*Work to be completed*: Pull each line holding "this" out of the entries below.
## begin Provided data
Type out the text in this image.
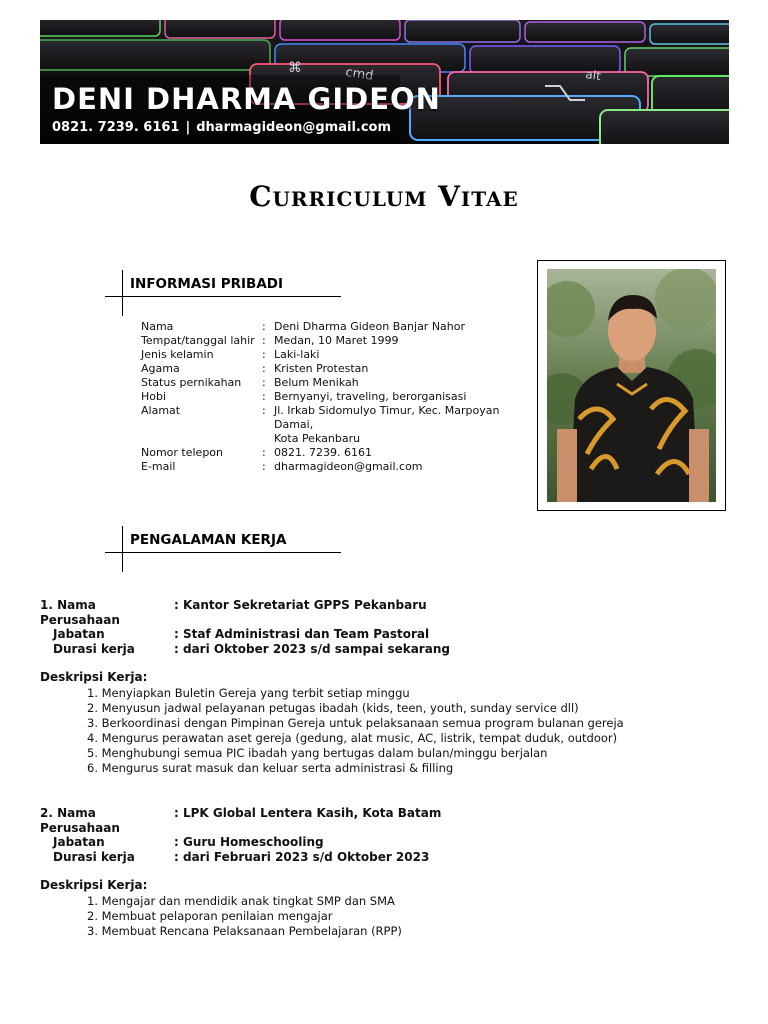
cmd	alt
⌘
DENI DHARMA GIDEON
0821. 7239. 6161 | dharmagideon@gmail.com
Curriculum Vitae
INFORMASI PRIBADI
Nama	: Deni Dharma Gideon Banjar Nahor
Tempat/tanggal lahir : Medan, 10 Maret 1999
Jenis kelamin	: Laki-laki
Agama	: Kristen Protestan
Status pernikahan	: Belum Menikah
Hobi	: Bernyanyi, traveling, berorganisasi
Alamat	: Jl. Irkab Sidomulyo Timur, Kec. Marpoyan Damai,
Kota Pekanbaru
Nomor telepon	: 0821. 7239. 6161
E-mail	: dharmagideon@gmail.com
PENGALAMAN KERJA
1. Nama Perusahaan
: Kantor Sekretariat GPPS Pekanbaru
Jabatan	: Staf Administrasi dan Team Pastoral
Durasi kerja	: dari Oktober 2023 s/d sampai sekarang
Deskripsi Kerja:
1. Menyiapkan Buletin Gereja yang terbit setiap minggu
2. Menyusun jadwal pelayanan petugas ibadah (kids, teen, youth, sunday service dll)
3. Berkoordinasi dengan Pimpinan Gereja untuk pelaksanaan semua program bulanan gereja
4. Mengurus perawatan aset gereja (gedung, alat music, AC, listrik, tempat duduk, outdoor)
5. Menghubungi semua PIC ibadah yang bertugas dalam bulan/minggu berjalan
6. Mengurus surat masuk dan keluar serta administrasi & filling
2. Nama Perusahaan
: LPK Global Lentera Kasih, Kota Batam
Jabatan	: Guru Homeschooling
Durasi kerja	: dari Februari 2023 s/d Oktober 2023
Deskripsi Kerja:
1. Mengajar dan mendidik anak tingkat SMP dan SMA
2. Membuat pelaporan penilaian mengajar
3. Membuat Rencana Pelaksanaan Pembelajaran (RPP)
## end Provided data
## begin Provided data
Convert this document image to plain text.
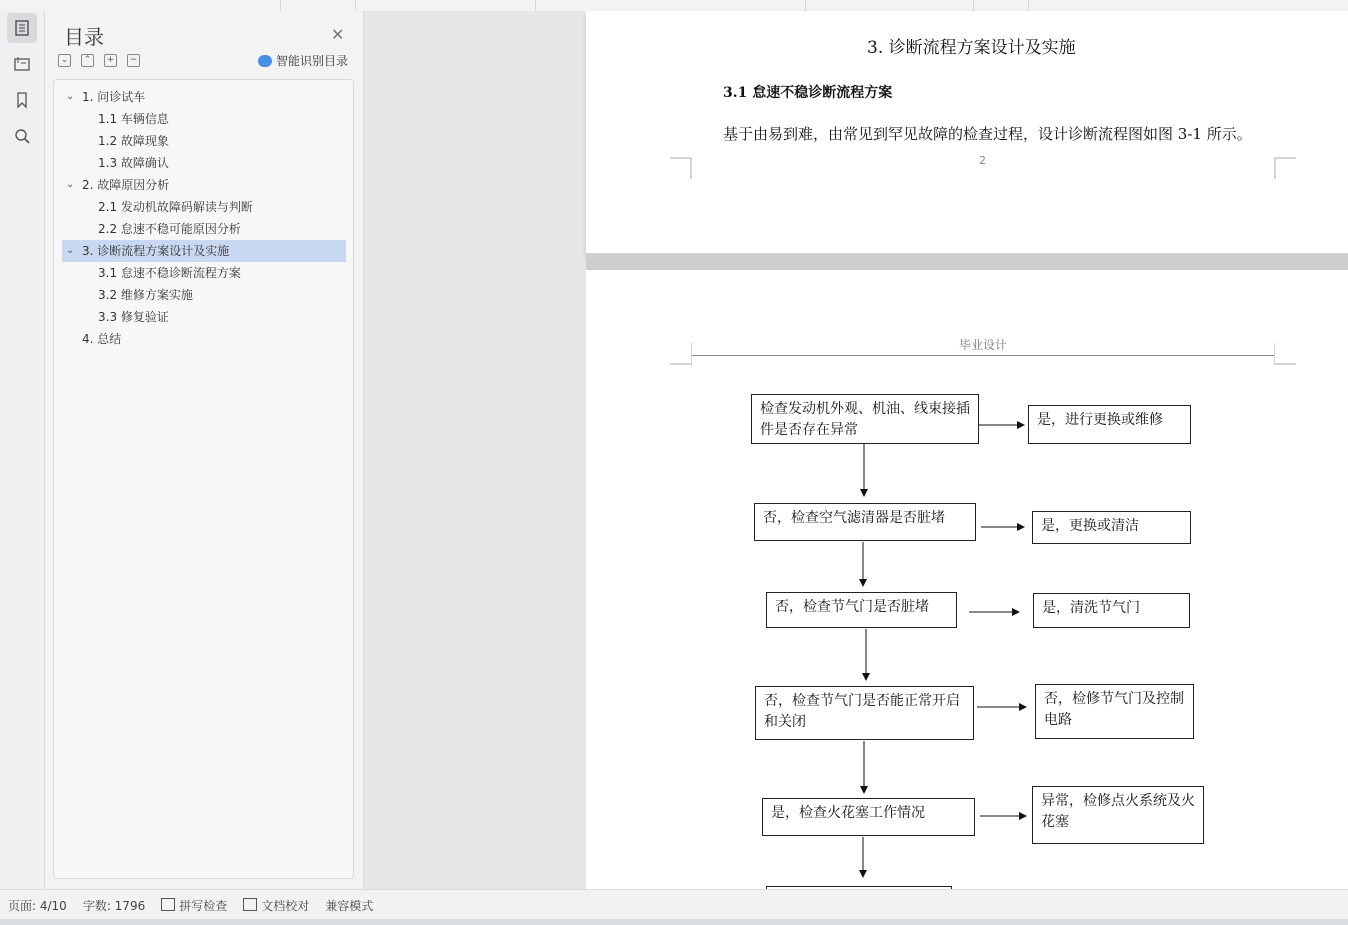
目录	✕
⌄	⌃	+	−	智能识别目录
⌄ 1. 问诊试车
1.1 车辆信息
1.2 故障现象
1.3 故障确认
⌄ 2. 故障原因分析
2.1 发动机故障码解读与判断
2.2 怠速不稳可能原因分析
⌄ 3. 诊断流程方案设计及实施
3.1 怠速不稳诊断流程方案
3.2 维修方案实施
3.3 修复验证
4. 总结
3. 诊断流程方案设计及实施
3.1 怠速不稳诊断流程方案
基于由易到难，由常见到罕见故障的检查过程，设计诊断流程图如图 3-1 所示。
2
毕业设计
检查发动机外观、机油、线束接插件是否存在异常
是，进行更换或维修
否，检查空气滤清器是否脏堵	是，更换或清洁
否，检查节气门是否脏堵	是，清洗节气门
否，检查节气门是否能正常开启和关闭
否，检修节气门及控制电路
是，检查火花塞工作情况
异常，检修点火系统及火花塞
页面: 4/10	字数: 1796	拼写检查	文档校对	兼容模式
## end Provided data
## begin Provided data
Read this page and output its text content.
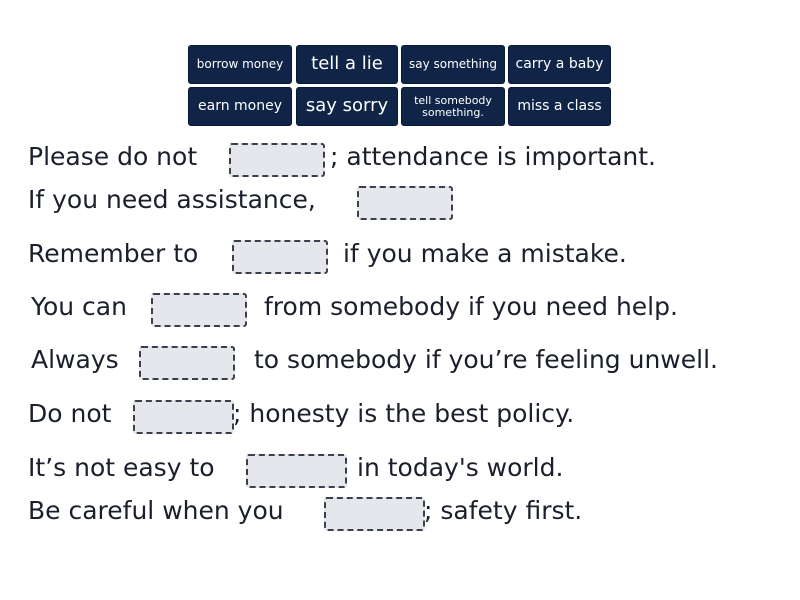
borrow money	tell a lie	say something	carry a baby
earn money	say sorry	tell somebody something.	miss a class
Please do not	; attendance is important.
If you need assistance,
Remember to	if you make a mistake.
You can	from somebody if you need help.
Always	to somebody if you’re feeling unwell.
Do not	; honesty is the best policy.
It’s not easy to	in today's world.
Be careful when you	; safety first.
## end Provided data
*Task solution*:
Type out the text in this image.
Convert this document image to plain text.
Read this page and output its text content.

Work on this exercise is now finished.